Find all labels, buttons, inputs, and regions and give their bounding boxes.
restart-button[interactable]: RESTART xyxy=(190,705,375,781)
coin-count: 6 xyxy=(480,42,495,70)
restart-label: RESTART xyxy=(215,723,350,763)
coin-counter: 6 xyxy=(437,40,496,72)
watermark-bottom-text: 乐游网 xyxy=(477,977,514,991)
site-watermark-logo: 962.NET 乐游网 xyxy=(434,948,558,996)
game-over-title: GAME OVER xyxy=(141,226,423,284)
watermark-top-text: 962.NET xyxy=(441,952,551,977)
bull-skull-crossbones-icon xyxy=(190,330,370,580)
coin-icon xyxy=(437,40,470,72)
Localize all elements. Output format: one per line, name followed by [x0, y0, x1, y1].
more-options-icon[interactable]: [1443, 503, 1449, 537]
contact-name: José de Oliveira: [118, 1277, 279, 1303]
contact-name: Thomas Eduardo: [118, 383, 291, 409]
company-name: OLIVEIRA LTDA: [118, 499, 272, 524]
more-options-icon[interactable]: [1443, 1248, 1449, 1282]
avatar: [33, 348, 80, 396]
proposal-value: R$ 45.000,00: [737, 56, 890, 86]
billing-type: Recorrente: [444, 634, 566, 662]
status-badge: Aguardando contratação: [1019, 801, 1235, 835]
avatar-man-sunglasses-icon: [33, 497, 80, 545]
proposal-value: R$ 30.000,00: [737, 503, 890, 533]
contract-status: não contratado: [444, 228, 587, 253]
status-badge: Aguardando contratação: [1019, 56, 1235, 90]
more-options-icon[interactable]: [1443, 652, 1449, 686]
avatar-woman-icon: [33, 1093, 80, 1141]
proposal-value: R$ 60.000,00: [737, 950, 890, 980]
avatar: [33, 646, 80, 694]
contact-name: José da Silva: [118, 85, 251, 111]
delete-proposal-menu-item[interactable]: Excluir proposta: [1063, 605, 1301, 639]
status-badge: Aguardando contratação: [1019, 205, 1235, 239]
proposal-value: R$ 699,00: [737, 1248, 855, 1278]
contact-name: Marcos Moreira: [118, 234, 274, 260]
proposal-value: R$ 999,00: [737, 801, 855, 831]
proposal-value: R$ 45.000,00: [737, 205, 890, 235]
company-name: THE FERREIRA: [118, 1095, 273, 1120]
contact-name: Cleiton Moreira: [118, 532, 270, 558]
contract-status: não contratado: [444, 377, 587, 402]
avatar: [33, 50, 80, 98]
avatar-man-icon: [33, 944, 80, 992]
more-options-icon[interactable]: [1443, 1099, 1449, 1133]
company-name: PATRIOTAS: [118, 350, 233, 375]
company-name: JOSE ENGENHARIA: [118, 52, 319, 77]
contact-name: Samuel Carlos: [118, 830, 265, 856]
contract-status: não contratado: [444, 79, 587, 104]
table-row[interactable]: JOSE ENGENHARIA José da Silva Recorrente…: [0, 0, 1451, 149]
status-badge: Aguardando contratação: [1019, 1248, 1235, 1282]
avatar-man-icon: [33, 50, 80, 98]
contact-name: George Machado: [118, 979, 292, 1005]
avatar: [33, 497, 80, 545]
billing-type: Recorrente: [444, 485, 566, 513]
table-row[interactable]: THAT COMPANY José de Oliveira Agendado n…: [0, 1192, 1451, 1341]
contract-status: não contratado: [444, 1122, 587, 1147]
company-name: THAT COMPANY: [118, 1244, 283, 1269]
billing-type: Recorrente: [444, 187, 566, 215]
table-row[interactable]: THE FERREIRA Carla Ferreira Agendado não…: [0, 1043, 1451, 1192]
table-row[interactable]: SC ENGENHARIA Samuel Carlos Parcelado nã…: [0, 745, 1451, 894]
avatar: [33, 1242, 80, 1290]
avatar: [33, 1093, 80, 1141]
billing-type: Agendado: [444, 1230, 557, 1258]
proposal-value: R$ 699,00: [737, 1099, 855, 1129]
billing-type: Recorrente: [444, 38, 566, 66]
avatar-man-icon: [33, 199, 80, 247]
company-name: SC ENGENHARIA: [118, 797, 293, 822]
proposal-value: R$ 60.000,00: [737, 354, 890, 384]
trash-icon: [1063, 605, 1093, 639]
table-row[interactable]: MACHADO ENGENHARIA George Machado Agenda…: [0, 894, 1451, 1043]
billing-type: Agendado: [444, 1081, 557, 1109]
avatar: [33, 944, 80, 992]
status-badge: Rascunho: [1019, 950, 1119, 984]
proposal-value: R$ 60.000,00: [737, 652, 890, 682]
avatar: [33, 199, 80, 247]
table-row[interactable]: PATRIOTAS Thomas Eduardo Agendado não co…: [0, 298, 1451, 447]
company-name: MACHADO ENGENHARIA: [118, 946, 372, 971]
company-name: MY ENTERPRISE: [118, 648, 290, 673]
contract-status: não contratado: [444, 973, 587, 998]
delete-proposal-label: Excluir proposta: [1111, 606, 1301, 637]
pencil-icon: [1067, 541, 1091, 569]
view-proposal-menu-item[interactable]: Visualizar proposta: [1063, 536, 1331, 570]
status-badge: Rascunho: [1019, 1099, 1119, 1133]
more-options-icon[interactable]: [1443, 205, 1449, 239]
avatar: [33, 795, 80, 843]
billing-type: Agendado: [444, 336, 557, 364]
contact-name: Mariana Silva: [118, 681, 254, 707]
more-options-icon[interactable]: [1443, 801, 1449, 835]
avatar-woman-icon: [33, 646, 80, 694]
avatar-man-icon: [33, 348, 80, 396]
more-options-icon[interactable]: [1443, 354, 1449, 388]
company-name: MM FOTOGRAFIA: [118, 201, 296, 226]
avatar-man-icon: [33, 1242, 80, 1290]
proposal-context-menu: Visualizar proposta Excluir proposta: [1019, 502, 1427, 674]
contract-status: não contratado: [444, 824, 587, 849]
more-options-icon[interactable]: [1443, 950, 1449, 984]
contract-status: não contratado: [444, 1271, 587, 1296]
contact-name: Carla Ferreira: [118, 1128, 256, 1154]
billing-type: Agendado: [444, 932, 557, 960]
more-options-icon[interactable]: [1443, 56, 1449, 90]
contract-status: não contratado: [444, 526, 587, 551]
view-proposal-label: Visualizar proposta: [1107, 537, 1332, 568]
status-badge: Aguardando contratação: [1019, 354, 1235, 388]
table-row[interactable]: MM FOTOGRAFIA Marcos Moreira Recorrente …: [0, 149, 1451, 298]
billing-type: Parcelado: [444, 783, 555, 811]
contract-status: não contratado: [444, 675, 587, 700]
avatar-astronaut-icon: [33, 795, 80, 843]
========================================================================
SHORT TASK - Give every line of the records above as a JSON list of strings, one string per line, with blank lines left out.

ANSWER TO THIS PROBLEM -
[
  "Find all labels, buttons, inputs, and regions and give their bounding boxes.",
  "restart-button[interactable]: RESTART xyxy=(190,705,375,781)",
  "coin-count: 6 xyxy=(480,42,495,70)",
  "restart-label: RESTART xyxy=(215,723,350,763)",
  "coin-counter: 6 xyxy=(437,40,496,72)",
  "watermark-bottom-text: 乐游网 xyxy=(477,977,514,991)",
  "site-watermark-logo: 962.NET 乐游网 xyxy=(434,948,558,996)",
  "game-over-title: GAME OVER xyxy=(141,226,423,284)",
  "watermark-top-text: 962.NET xyxy=(441,952,551,977)",
  "bull-skull-crossbones-icon xyxy=(190,330,370,580)",
  "coin-icon xyxy=(437,40,470,72)",
  "Localize all elements. Output format: one per line, name followed by [x0, y0, x1, y1].",
  "more-options-icon[interactable]: [1443, 503, 1449, 537]",
  "contact-name: José de Oliveira: [118, 1277, 279, 1303]",
  "contact-name: Thomas Eduardo: [118, 383, 291, 409]",
  "company-name: OLIVEIRA LTDA: [118, 499, 272, 524]",
  "more-options-icon[interactable]: [1443, 1248, 1449, 1282]",
  "avatar: [33, 348, 80, 396]",
  "proposal-value: R$ 45.000,00: [737, 56, 890, 86]",
  "billing-type: Recorrente: [444, 634, 566, 662]",
  "status-badge: Aguardando contratação: [1019, 801, 1235, 835]",
  "avatar-man-sunglasses-icon: [33, 497, 80, 545]",
  "proposal-value: R$ 30.000,00: [737, 503, 890, 533]",
  "contract-status: não contratado: [444, 228, 587, 253]",
  "status-badge: Aguardando contratação: [1019, 56, 1235, 90]",
  "more-options-icon[interactable]: [1443, 652, 1449, 686]",
  "avatar-woman-icon: [33, 1093, 80, 1141]",
  "proposal-value: R$ 60.000,00: [737, 950, 890, 980]",
  "avatar: [33, 646, 80, 694]",
  "contact-name: José da Silva: [118, 85, 251, 111]",
  "delete-proposal-menu-item[interactable]: Excluir proposta: [1063, 605, 1301, 639]",
  "status-badge: Aguardando contratação: [1019, 205, 1235, 239]",
  "proposal-value: R$ 699,00: [737, 1248, 855, 1278]",
  "contact-name: Marcos Moreira: [118, 234, 274, 260]",
  "proposal-value: R$ 999,00: [737, 801, 855, 831]",
  "proposal-value: R$ 45.000,00: [737, 205, 890, 235]",
  "company-name: THE FERREIRA: [118, 1095, 273, 1120]",
  "contact-name: Cleiton Moreira: [118, 532, 270, 558]",
  "contract-status: não contratado: [444, 377, 587, 402]",
  "avatar: [33, 50, 80, 98]",
  "avatar-man-icon: [33, 944, 80, 992]",
  "more-options-icon[interactable]: [1443, 1099, 1449, 1133]",
  "company-name: PATRIOTAS: [118, 350, 233, 375]",
  "company-name: JOSE ENGENHARIA: [118, 52, 319, 77]",
  "contact-name: Samuel Carlos: [118, 830, 265, 856]",
  "contract-status: não contratado: [444, 79, 587, 104]",
  "table-row[interactable]: JOSE ENGENHARIA José da Silva Recorrente…: [0, 0, 1451, 149]",
  "status-badge: Aguardando contratação: [1019, 1248, 1235, 1282]",
  "avatar-man-icon: [33, 50, 80, 98]",
  "contact-name: George Machado: [118, 979, 292, 1005]",
  "avatar: [33, 497, 80, 545]",
  "billing-type: Recorrente: [444, 485, 566, 513]",
  "table-row[interactable]: THAT COMPANY José de Oliveira Agendado n…: [0, 1192, 1451, 1341]",
  "contract-status: não contratado: [444, 1122, 587, 1147]",
  "company-name: THAT COMPANY: [118, 1244, 283, 1269]",
  "billing-type: Recorrente: [444, 187, 566, 215]",
  "table-row[interactable]: THE FERREIRA Carla Ferreira Agendado não…: [0, 1043, 1451, 1192]",
  "table-row[interactable]: SC ENGENHARIA Samuel Carlos Parcelado nã…: [0, 745, 1451, 894]",
  "avatar: [33, 1242, 80, 1290]",
  "avatar: [33, 1093, 80, 1141]",
  "billing-type: Agendado: [444, 1230, 557, 1258]",
  "proposal-value: R$ 699,00: [737, 1099, 855, 1129]",
  "billing-type: Recorrente: [444, 38, 566, 66]",
  "avatar-man-icon: [33, 199, 80, 247]",
  "company-name: SC ENGENHARIA: [118, 797, 293, 822]",
  "proposal-value: R$ 60.000,00: [737, 354, 890, 384]",
  "trash-icon: [1063, 605, 1093, 639]",
  "table-row[interactable]: MACHADO ENGENHARIA George Machado Agenda…: [0, 894, 1451, 1043]",
  "billing-type: Agendado: [444, 1081, 557, 1109]",
  "avatar: [33, 944, 80, 992]",
  "status-badge: Rascunho: [1019, 950, 1119, 984]",
  "proposal-value: R$ 60.000,00: [737, 652, 890, 682]",
  "avatar: [33, 199, 80, 247]",
  "table-row[interactable]: PATRIOTAS Thomas Eduardo Agendado não co…: [0, 298, 1451, 447]",
  "company-name: MACHADO ENGENHARIA: [118, 946, 372, 971]",
  "company-name: MY ENTERPRISE: [118, 648, 290, 673]",
  "contract-status: não contratado: [444, 973, 587, 998]",
  "delete-proposal-label: Excluir proposta: [1111, 606, 1301, 637]",
  "pencil-icon: [1067, 541, 1091, 569]",
  "view-proposal-menu-item[interactable]: Visualizar proposta: [1063, 536, 1331, 570]",
  "status-badge: Rascunho: [1019, 1099, 1119, 1133]",
  "more-options-icon[interactable]: [1443, 205, 1449, 239]",
  "avatar: [33, 795, 80, 843]",
  "billing-type: Agendado: [444, 336, 557, 364]",
  "contact-name: Mariana Silva: [118, 681, 254, 707]",
  "more-options-icon[interactable]: [1443, 801, 1449, 835]",
  "avatar-woman-icon: [33, 646, 80, 694]",
  "avatar-man-icon: [33, 348, 80, 396]",
  "more-options-icon[interactable]: [1443, 354, 1449, 388]",
  "company-name: MM FOTOGRAFIA: [118, 201, 296, 226]",
  "avatar-man-icon: [33, 1242, 80, 1290]",
  "proposal-context-menu: Visualizar proposta Excluir proposta: [1019, 502, 1427, 674]",
  "contract-status: não contratado: [444, 824, 587, 849]",
  "more-options-icon[interactable]: [1443, 950, 1449, 984]",
  "contract-status: não contratado: [444, 1271, 587, 1296]",
  "contact-name: Carla Ferreira: [118, 1128, 256, 1154]",
  "billing-type: Agendado: [444, 932, 557, 960]",
  "more-options-icon[interactable]: [1443, 56, 1449, 90]",
  "contract-status: não contratado: [444, 526, 587, 551]",
  "view-proposal-label: Visualizar proposta: [1107, 537, 1332, 568]",
  "status-badge: Aguardando contratação: [1019, 354, 1235, 388]",
  "table-row[interactable]: MM FOTOGRAFIA Marcos Moreira Recorrente …: [0, 149, 1451, 298]",
  "billing-type: Parcelado: [444, 783, 555, 811]",
  "contract-status: não contratado: [444, 675, 587, 700]",
  "avatar-astronaut-icon: [33, 795, 80, 843]"
]